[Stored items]
※
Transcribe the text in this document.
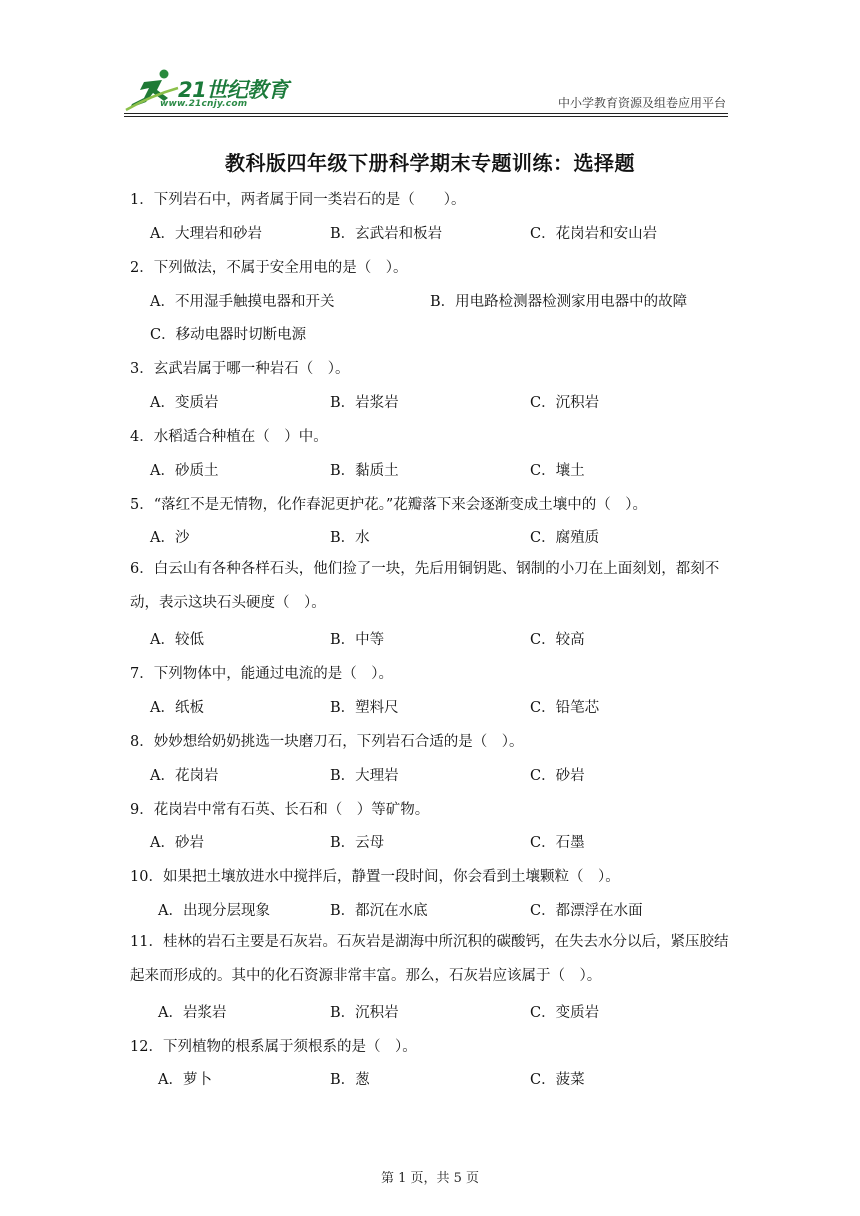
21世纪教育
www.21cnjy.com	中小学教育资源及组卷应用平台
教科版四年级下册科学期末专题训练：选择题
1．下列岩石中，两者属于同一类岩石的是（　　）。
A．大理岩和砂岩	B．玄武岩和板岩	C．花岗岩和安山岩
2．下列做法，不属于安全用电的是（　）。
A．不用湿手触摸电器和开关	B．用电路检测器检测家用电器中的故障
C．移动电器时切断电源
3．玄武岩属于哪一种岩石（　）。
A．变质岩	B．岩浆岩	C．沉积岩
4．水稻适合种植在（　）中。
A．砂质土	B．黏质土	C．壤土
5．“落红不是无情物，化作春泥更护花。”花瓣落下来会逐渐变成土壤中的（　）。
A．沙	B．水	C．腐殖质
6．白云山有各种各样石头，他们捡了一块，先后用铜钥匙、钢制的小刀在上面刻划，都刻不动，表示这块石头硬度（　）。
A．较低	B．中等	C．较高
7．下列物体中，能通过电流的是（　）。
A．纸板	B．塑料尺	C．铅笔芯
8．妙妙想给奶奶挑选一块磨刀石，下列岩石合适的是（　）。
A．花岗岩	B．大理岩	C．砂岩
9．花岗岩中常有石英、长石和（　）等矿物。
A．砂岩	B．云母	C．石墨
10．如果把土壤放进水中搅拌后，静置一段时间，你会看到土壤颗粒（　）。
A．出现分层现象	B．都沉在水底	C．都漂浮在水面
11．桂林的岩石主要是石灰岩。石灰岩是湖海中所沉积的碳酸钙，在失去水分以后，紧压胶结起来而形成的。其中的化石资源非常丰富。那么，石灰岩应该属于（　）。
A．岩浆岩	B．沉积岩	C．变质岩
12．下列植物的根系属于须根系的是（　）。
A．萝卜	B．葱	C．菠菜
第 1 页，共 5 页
※
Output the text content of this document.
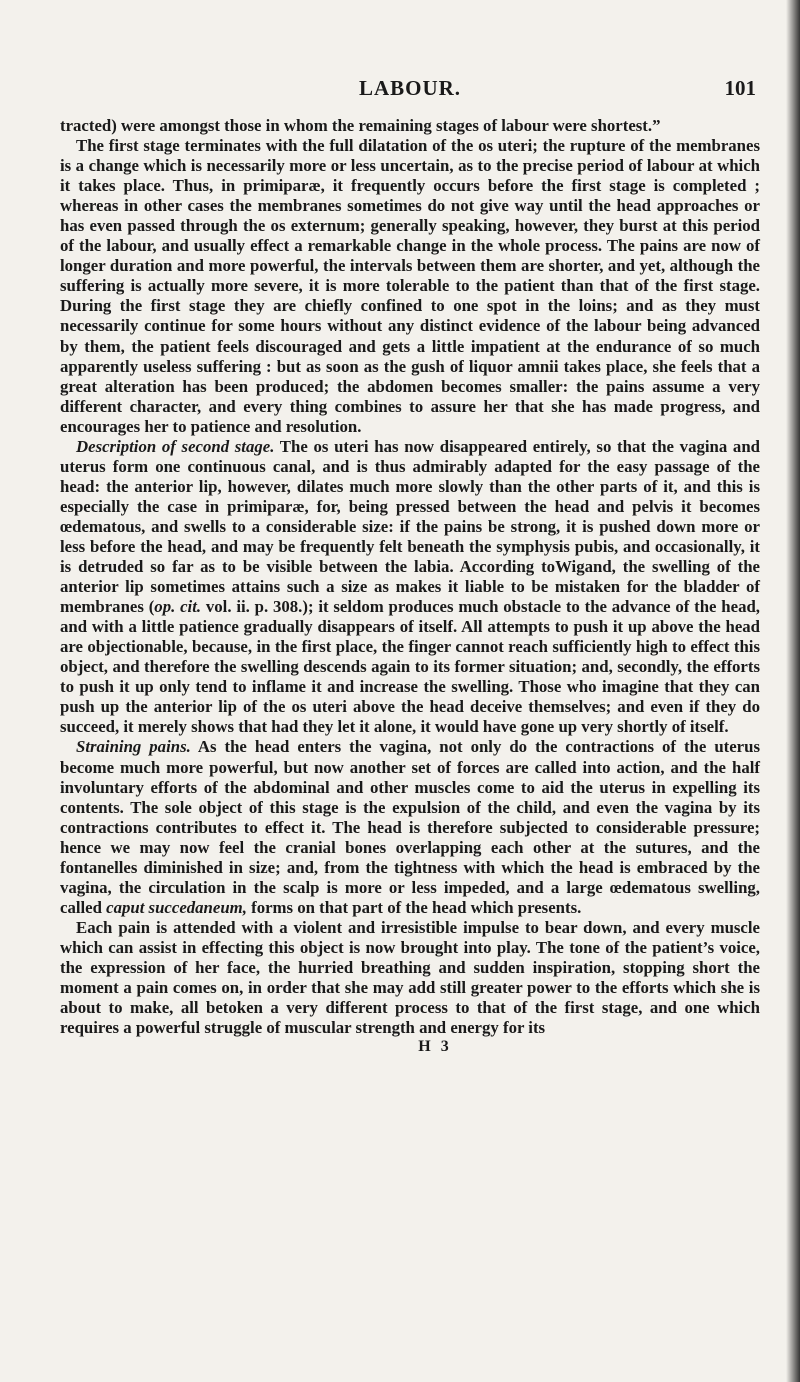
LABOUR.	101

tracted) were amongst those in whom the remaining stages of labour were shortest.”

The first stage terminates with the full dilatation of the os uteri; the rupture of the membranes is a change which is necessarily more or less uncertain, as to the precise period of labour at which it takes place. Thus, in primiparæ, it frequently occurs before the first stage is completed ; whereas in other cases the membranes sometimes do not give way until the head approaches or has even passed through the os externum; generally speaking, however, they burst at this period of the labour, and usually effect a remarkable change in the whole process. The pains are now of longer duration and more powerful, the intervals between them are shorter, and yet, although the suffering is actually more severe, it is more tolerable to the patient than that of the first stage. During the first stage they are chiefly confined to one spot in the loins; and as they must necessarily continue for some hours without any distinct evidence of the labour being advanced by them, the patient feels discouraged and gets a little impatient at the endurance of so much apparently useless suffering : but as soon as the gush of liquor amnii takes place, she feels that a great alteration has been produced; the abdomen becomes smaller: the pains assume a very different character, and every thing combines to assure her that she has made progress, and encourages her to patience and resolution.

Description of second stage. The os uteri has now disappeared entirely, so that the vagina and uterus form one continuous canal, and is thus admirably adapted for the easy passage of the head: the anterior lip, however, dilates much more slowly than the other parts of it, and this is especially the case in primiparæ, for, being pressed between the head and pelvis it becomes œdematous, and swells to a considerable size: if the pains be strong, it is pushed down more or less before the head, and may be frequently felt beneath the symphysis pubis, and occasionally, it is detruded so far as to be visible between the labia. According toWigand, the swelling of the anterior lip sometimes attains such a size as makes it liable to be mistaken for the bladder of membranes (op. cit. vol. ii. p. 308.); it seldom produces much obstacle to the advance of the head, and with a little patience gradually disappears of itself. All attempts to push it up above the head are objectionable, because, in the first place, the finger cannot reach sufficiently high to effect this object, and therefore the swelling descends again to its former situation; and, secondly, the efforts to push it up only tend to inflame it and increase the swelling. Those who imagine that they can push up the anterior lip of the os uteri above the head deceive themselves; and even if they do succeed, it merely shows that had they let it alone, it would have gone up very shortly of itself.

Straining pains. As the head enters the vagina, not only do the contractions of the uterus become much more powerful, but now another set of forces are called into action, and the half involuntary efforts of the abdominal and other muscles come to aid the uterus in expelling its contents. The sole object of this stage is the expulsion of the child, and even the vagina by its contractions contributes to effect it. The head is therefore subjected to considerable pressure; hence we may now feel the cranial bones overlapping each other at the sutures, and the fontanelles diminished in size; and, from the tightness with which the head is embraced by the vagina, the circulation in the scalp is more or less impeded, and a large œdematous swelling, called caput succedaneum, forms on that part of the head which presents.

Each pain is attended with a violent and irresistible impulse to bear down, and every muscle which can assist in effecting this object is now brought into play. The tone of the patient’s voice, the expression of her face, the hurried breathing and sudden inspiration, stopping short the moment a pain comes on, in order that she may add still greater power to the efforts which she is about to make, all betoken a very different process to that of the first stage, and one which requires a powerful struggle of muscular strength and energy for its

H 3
※
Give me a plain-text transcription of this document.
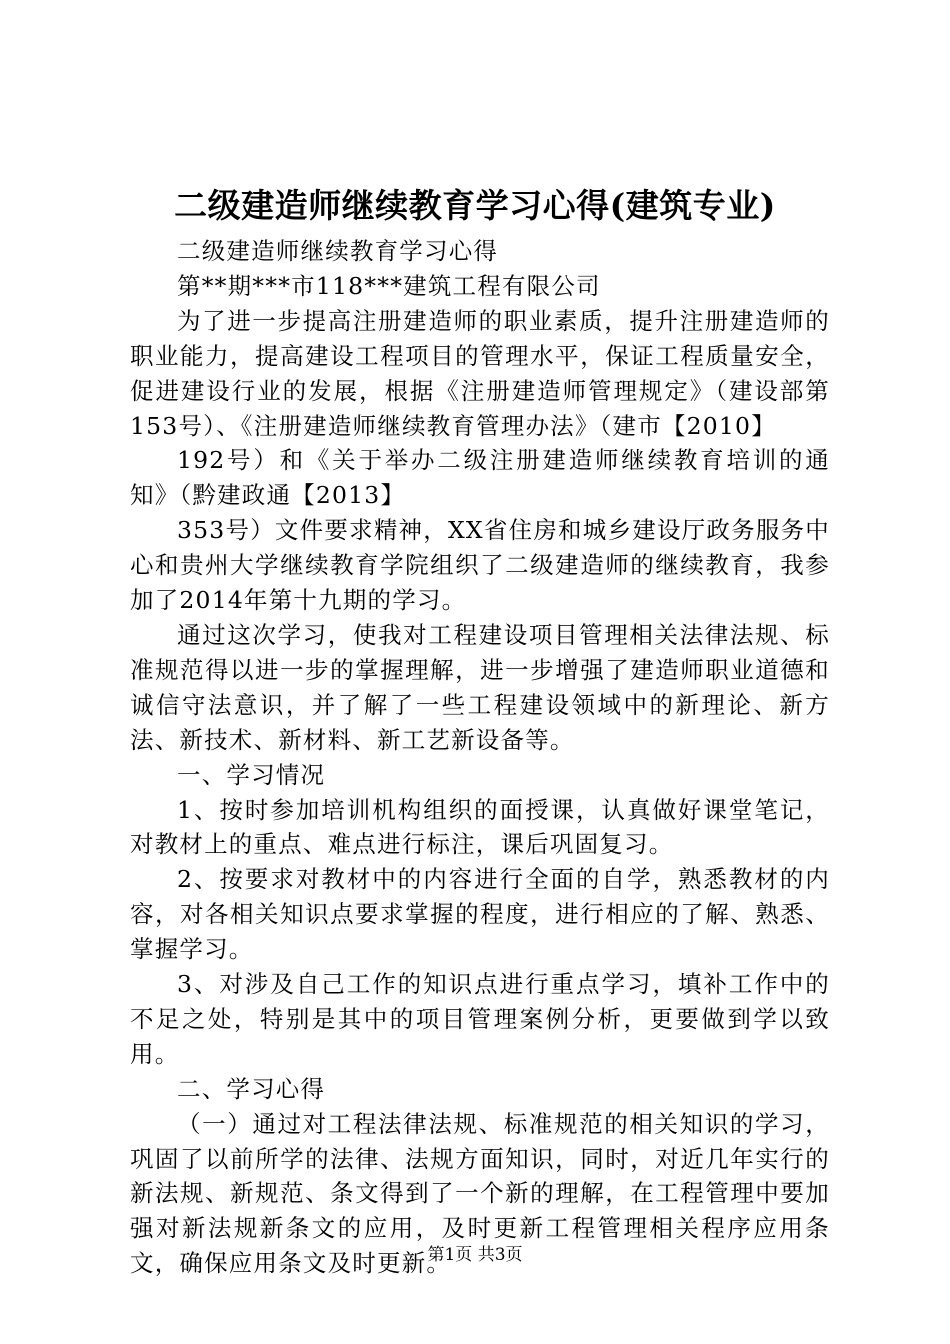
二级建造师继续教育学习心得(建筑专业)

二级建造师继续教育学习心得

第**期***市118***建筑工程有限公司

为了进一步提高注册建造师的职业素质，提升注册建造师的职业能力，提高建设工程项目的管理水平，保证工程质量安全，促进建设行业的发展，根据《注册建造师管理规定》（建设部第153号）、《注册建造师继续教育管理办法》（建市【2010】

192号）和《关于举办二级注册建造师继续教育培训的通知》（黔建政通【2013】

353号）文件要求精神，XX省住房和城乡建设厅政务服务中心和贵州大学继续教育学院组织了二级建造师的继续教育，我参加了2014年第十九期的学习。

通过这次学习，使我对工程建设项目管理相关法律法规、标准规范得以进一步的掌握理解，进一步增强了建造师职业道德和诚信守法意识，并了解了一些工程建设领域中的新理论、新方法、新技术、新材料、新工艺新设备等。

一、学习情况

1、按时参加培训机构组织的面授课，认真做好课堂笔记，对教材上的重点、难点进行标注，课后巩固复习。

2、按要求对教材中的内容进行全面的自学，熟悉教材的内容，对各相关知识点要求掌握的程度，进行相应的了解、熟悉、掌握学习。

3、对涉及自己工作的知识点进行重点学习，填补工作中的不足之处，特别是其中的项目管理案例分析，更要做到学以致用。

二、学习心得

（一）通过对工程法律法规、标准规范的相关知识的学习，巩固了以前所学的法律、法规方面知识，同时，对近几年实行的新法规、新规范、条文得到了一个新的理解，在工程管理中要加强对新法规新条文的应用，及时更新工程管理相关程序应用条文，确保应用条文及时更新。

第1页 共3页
※
To do. Identify all lines in the records above with the word "document".

Task response.
Transcribe the text in this document.
Output the text content of this document.
Give me a plain-text transcription of this document.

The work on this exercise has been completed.